> **Given data**:
..........

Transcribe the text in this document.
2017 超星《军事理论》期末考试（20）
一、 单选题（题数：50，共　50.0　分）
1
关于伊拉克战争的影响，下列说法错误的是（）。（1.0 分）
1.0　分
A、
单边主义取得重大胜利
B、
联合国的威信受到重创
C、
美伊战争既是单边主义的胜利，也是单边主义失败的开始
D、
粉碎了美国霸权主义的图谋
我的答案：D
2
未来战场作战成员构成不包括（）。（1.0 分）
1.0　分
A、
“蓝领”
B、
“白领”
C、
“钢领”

..........

> **Directions for this task**:
Return the whole listing exactly.

> **Reply to the task**:
Transcribe the text in this document.
2017 超星《军事理论》期末考试（20）
一、 单选题（题数：50，共　50.0　分）
1
关于伊拉克战争的影响，下列说法错误的是（）。（1.0 分）
1.0　分
A、
单边主义取得重大胜利
B、
联合国的威信受到重创
C、
美伊战争既是单边主义的胜利，也是单边主义失败的开始
D、
粉碎了美国霸权主义的图谋
我的答案：D
2
未来战场作战成员构成不包括（）。（1.0 分）
1.0　分
A、
“蓝领”
B、
“白领”
C、
“钢领”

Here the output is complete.